__SOURCE MATERIAL__
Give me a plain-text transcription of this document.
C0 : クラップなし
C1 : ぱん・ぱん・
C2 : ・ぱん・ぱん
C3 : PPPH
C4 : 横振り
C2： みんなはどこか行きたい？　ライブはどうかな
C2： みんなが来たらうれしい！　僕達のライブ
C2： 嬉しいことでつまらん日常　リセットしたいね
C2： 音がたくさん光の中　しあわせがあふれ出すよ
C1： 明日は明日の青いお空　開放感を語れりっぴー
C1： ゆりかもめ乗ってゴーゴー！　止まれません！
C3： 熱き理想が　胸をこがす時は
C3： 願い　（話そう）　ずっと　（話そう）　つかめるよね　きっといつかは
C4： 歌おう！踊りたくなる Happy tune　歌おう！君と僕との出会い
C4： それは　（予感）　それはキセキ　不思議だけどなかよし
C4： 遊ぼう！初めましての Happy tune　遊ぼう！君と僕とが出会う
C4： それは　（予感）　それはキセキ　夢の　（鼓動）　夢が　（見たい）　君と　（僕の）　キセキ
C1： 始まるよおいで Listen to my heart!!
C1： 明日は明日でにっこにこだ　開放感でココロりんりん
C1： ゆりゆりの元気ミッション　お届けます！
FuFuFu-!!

__THE TASK__
Write out every line of the data that holds the word "Happy".

__RESULT OF THE TASK__
C4： 歌おう！踊りたくなる Happy tune　歌おう！君と僕との出会い
C4： 遊ぼう！初めましての Happy tune　遊ぼう！君と僕とが出会う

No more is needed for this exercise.